start

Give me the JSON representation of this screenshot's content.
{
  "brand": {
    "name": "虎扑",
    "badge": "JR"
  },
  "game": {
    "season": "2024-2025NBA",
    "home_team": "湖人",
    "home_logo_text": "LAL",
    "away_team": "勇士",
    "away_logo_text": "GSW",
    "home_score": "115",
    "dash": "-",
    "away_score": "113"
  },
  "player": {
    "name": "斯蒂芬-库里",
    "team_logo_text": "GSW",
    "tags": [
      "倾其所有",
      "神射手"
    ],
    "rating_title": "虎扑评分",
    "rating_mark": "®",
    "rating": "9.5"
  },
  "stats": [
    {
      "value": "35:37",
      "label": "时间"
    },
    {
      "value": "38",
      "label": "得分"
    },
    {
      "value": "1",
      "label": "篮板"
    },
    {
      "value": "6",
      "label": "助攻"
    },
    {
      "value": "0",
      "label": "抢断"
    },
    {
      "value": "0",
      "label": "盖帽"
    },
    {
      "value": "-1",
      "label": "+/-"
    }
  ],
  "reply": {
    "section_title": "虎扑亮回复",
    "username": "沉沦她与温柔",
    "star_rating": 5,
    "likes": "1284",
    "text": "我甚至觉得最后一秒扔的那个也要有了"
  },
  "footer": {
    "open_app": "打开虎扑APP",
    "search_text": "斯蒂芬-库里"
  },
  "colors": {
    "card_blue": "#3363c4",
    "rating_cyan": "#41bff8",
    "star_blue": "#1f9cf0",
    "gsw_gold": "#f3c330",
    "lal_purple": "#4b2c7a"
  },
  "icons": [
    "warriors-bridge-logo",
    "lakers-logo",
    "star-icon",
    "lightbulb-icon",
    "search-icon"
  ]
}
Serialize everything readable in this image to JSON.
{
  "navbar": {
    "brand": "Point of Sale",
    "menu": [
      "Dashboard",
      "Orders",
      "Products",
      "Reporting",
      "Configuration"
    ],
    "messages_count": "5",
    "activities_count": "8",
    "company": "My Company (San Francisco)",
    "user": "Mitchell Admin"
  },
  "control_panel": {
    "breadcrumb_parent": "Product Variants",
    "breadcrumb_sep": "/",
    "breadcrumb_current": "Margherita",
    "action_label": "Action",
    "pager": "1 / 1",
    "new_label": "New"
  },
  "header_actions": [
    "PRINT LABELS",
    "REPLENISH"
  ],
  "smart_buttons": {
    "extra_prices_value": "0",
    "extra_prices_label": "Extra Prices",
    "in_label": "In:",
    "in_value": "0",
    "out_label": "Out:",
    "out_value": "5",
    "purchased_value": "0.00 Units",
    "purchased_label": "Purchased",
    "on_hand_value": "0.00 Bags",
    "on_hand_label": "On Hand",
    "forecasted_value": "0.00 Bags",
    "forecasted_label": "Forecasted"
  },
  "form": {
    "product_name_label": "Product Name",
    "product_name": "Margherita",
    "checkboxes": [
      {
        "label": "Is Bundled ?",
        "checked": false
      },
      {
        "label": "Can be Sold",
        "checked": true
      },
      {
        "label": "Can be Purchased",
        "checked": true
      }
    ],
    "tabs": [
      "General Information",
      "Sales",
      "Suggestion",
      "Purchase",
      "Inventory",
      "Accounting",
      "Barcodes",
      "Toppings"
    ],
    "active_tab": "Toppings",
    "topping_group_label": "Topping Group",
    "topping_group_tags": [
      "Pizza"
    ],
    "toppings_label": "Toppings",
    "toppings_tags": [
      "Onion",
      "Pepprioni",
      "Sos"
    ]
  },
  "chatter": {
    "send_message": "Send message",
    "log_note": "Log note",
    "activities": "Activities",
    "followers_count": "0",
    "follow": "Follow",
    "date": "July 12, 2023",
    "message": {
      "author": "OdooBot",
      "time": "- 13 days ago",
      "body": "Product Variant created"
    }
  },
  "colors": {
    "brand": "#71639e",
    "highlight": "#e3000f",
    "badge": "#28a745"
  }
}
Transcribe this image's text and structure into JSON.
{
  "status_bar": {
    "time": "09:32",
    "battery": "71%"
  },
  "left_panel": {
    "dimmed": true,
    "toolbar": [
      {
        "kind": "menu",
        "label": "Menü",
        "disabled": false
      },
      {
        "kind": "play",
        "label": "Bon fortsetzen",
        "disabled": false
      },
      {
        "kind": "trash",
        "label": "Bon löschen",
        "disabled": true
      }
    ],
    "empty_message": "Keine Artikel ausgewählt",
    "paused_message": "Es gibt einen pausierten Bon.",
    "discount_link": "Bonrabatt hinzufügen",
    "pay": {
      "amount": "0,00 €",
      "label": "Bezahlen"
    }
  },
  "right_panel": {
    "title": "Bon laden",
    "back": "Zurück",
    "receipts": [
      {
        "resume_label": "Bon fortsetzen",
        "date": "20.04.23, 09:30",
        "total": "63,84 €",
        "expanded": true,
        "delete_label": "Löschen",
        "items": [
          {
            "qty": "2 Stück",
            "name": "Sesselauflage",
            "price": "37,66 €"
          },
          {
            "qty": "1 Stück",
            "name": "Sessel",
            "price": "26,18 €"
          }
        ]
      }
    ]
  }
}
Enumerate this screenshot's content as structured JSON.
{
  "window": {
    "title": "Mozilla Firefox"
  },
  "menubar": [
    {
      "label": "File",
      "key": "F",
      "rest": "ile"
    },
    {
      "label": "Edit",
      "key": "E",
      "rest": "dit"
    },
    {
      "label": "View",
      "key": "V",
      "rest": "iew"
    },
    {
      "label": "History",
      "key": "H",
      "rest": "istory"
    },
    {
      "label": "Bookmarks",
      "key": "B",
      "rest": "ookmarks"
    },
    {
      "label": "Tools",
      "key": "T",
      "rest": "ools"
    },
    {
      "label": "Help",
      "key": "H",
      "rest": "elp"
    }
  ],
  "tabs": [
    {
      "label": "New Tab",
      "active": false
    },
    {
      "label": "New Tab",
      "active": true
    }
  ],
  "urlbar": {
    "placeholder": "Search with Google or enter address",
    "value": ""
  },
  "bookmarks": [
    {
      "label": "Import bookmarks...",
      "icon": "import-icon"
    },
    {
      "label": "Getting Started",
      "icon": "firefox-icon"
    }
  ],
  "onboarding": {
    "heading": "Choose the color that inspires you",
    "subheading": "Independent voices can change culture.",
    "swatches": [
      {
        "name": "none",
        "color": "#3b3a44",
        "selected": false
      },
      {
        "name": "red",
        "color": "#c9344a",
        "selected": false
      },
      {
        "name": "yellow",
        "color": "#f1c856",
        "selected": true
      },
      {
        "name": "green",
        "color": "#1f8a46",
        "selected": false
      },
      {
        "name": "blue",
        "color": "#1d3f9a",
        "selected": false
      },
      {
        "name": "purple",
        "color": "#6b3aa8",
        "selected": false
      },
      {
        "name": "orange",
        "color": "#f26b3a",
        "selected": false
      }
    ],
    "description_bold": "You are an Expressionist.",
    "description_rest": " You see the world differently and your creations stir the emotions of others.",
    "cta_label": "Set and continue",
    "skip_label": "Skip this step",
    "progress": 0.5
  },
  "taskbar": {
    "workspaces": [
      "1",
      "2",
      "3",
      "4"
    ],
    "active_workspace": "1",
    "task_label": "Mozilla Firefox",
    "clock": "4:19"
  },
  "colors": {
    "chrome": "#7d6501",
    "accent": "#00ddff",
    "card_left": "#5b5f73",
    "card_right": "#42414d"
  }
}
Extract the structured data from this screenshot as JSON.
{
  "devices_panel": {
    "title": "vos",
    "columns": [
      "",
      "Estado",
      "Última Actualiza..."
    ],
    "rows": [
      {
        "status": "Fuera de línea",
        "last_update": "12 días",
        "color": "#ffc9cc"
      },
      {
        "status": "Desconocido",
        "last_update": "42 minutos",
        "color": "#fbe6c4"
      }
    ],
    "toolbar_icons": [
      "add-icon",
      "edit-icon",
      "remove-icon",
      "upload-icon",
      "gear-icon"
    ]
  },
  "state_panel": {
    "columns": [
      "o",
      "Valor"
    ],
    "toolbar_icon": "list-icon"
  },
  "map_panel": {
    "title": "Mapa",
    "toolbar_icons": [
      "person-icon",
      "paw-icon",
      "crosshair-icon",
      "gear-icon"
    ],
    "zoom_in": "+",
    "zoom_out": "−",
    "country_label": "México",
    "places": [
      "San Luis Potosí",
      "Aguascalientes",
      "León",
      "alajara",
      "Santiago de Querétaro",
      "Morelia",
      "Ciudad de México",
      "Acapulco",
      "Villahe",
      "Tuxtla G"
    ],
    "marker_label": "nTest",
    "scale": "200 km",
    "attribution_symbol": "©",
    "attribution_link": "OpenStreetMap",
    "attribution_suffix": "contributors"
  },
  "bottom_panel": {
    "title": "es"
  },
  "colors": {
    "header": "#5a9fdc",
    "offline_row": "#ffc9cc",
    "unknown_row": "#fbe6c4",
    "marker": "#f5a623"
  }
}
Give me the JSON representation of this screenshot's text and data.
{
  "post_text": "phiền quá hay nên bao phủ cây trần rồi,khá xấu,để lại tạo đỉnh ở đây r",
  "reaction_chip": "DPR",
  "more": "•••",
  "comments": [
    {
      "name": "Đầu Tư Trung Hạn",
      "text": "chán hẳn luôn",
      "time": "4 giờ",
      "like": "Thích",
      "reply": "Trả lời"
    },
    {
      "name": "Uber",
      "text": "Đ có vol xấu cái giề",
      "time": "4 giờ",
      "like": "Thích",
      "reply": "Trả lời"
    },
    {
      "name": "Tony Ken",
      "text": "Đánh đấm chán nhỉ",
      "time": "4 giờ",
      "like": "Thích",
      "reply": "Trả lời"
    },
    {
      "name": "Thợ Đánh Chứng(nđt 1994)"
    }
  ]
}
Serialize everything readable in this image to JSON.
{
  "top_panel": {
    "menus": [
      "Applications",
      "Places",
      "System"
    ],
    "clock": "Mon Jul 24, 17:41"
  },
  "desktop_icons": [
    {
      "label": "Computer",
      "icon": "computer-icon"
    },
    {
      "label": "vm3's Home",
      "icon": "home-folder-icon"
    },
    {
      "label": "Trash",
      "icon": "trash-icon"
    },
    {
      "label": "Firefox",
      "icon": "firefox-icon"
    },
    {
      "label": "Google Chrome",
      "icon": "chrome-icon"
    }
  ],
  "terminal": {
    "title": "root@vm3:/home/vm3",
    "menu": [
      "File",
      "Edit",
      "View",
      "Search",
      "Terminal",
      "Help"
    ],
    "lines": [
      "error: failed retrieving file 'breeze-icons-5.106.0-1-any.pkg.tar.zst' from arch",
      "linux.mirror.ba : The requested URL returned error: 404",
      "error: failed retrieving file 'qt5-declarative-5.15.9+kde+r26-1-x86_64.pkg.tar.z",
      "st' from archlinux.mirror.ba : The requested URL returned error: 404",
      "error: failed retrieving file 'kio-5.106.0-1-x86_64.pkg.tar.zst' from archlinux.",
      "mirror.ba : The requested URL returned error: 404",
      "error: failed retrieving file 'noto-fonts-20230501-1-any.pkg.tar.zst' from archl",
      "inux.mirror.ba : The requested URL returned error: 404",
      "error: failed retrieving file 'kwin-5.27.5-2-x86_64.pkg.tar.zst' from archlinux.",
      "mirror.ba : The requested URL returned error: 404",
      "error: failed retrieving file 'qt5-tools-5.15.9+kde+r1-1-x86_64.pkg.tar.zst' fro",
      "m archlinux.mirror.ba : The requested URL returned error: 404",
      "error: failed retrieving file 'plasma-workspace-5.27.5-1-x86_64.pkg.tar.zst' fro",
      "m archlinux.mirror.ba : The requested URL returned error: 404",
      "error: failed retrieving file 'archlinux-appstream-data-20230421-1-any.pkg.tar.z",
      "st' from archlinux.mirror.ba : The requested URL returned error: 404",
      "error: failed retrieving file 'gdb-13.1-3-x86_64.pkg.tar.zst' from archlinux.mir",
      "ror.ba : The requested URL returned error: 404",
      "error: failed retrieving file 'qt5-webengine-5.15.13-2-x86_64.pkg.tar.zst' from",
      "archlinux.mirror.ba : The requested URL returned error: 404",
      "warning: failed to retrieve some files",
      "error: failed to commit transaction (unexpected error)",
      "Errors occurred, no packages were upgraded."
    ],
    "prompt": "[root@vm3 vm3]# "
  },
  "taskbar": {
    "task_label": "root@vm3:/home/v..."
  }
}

end

Written task: Looking at the entries above, say how many lines contain the word "Margherita". Only the number is wanted.

Output for this task: 2